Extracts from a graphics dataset
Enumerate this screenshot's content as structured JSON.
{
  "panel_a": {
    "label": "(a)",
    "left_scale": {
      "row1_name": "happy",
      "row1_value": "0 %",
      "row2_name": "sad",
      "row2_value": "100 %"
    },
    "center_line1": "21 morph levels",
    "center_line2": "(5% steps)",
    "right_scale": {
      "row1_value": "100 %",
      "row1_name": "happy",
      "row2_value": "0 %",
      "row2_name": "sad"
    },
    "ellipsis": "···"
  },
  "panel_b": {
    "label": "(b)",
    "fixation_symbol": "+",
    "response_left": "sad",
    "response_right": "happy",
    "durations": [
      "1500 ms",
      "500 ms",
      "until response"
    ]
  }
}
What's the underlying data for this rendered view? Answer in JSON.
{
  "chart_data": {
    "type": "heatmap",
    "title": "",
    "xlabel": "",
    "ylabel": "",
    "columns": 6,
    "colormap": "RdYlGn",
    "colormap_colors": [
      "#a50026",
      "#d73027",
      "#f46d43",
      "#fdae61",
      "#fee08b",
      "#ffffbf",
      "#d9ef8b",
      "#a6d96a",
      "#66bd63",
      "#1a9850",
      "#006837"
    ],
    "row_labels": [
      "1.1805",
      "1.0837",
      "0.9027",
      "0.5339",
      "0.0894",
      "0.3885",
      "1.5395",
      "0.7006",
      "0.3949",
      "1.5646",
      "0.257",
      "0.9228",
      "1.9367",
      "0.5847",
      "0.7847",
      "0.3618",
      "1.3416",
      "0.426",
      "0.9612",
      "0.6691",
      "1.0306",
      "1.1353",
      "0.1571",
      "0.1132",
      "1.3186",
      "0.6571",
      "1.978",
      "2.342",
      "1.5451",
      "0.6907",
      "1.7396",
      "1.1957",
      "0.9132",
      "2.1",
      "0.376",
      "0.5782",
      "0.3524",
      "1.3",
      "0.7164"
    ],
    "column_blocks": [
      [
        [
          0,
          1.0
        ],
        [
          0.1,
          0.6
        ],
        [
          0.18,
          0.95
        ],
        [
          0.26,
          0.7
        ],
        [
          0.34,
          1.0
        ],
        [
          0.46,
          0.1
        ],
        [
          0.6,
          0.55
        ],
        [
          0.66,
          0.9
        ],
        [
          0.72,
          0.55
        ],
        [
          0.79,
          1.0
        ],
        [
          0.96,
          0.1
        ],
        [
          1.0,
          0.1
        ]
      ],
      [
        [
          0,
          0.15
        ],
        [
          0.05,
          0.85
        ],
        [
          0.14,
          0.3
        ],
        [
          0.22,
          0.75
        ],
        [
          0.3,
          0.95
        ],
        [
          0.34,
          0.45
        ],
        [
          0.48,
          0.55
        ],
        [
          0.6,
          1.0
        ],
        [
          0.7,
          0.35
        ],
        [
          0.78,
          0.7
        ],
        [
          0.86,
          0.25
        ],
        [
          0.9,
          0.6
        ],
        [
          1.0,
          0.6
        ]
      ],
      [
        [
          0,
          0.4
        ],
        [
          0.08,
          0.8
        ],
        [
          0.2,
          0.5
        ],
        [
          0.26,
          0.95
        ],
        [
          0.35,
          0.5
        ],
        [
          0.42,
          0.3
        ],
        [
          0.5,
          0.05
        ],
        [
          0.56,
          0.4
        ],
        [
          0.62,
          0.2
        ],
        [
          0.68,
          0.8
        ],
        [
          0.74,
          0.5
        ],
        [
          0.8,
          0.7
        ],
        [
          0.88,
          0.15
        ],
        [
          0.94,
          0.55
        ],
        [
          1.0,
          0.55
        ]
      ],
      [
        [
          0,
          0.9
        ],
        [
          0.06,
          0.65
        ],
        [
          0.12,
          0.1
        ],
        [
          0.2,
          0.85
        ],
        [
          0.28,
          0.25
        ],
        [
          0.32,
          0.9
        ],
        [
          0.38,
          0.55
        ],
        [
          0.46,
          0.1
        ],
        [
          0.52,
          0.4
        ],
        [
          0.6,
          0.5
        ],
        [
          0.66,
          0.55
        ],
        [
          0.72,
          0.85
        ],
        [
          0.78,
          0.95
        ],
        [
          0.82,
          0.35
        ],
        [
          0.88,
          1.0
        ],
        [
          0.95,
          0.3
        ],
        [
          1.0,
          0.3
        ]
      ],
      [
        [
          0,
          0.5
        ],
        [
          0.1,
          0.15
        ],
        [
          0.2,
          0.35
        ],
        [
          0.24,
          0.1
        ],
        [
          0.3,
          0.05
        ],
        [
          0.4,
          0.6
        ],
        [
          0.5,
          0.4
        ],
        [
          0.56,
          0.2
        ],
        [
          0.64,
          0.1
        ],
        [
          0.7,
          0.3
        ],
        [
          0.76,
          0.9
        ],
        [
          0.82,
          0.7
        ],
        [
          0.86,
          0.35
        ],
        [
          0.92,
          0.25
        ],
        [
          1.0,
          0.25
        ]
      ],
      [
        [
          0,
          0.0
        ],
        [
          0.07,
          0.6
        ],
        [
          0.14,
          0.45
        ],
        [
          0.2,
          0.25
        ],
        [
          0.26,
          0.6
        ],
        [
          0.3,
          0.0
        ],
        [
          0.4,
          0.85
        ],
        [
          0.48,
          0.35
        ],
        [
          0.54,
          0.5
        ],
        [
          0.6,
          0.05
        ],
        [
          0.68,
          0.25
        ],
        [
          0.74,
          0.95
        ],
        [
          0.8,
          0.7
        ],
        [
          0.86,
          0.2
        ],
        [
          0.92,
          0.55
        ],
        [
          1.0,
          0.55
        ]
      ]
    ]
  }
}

▶ [Exercise description]
Please quote the data above in full, with no line missing.

▶ [Written solution]
Enumerate this screenshot's content as structured JSON.
{
  "panel_a": {
    "label": "(a)",
    "left_scale": {
      "row1_name": "happy",
      "row1_value": "0 %",
      "row2_name": "sad",
      "row2_value": "100 %"
    },
    "center_line1": "21 morph levels",
    "center_line2": "(5% steps)",
    "right_scale": {
      "row1_value": "100 %",
      "row1_name": "happy",
      "row2_value": "0 %",
      "row2_name": "sad"
    },
    "ellipsis": "···"
  },
  "panel_b": {
    "label": "(b)",
    "fixation_symbol": "+",
    "response_left": "sad",
    "response_right": "happy",
    "durations": [
      "1500 ms",
      "500 ms",
      "until response"
    ]
  }
}
What's the underlying data for this rendered view? Answer in JSON.
{
  "chart_data": {
    "type": "heatmap",
    "title": "",
    "xlabel": "",
    "ylabel": "",
    "columns": 6,
    "colormap": "RdYlGn",
    "colormap_colors": [
      "#a50026",
      "#d73027",
      "#f46d43",
      "#fdae61",
      "#fee08b",
      "#ffffbf",
      "#d9ef8b",
      "#a6d96a",
      "#66bd63",
      "#1a9850",
      "#006837"
    ],
    "row_labels": [
      "1.1805",
      "1.0837",
      "0.9027",
      "0.5339",
      "0.0894",
      "0.3885",
      "1.5395",
      "0.7006",
      "0.3949",
      "1.5646",
      "0.257",
      "0.9228",
      "1.9367",
      "0.5847",
      "0.7847",
      "0.3618",
      "1.3416",
      "0.426",
      "0.9612",
      "0.6691",
      "1.0306",
      "1.1353",
      "0.1571",
      "0.1132",
      "1.3186",
      "0.6571",
      "1.978",
      "2.342",
      "1.5451",
      "0.6907",
      "1.7396",
      "1.1957",
      "0.9132",
      "2.1",
      "0.376",
      "0.5782",
      "0.3524",
      "1.3",
      "0.7164"
    ],
    "column_blocks": [
      [
        [
          0,
          1.0
        ],
        [
          0.1,
          0.6
        ],
        [
          0.18,
          0.95
        ],
        [
          0.26,
          0.7
        ],
        [
          0.34,
          1.0
        ],
        [
          0.46,
          0.1
        ],
        [
          0.6,
          0.55
        ],
        [
          0.66,
          0.9
        ],
        [
          0.72,
          0.55
        ],
        [
          0.79,
          1.0
        ],
        [
          0.96,
          0.1
        ],
        [
          1.0,
          0.1
        ]
      ],
      [
        [
          0,
          0.15
        ],
        [
          0.05,
          0.85
        ],
        [
          0.14,
          0.3
        ],
        [
          0.22,
          0.75
        ],
        [
          0.3,
          0.95
        ],
        [
          0.34,
          0.45
        ],
        [
          0.48,
          0.55
        ],
        [
          0.6,
          1.0
        ],
        [
          0.7,
          0.35
        ],
        [
          0.78,
          0.7
        ],
        [
          0.86,
          0.25
        ],
        [
          0.9,
          0.6
        ],
        [
          1.0,
          0.6
        ]
      ],
      [
        [
          0,
          0.4
        ],
        [
          0.08,
          0.8
        ],
        [
          0.2,
          0.5
        ],
        [
          0.26,
          0.95
        ],
        [
          0.35,
          0.5
        ],
        [
          0.42,
          0.3
        ],
        [
          0.5,
          0.05
        ],
        [
          0.56,
          0.4
        ],
        [
          0.62,
          0.2
        ],
        [
          0.68,
          0.8
        ],
        [
          0.74,
          0.5
        ],
        [
          0.8,
          0.7
        ],
        [
          0.88,
          0.15
        ],
        [
          0.94,
          0.55
        ],
        [
          1.0,
          0.55
        ]
      ],
      [
        [
          0,
          0.9
        ],
        [
          0.06,
          0.65
        ],
        [
          0.12,
          0.1
        ],
        [
          0.2,
          0.85
        ],
        [
          0.28,
          0.25
        ],
        [
          0.32,
          0.9
        ],
        [
          0.38,
          0.55
        ],
        [
          0.46,
          0.1
        ],
        [
          0.52,
          0.4
        ],
        [
          0.6,
          0.5
        ],
        [
          0.66,
          0.55
        ],
        [
          0.72,
          0.85
        ],
        [
          0.78,
          0.95
        ],
        [
          0.82,
          0.35
        ],
        [
          0.88,
          1.0
        ],
        [
          0.95,
          0.3
        ],
        [
          1.0,
          0.3
        ]
      ],
      [
        [
          0,
          0.5
        ],
        [
          0.1,
          0.15
        ],
        [
          0.2,
          0.35
        ],
        [
          0.24,
          0.1
        ],
        [
          0.3,
          0.05
        ],
        [
          0.4,
          0.6
        ],
        [
          0.5,
          0.4
        ],
        [
          0.56,
          0.2
        ],
        [
          0.64,
          0.1
        ],
        [
          0.7,
          0.3
        ],
        [
          0.76,
          0.9
        ],
        [
          0.82,
          0.7
        ],
        [
          0.86,
          0.35
        ],
        [
          0.92,
          0.25
        ],
        [
          1.0,
          0.25
        ]
      ],
      [
        [
          0,
          0.0
        ],
        [
          0.07,
          0.6
        ],
        [
          0.14,
          0.45
        ],
        [
          0.2,
          0.25
        ],
        [
          0.26,
          0.6
        ],
        [
          0.3,
          0.0
        ],
        [
          0.4,
          0.85
        ],
        [
          0.48,
          0.35
        ],
        [
          0.54,
          0.5
        ],
        [
          0.6,
          0.05
        ],
        [
          0.68,
          0.25
        ],
        [
          0.74,
          0.95
        ],
        [
          0.8,
          0.7
        ],
        [
          0.86,
          0.2
        ],
        [
          0.92,
          0.55
        ],
        [
          1.0,
          0.55
        ]
      ]
    ]
  }
}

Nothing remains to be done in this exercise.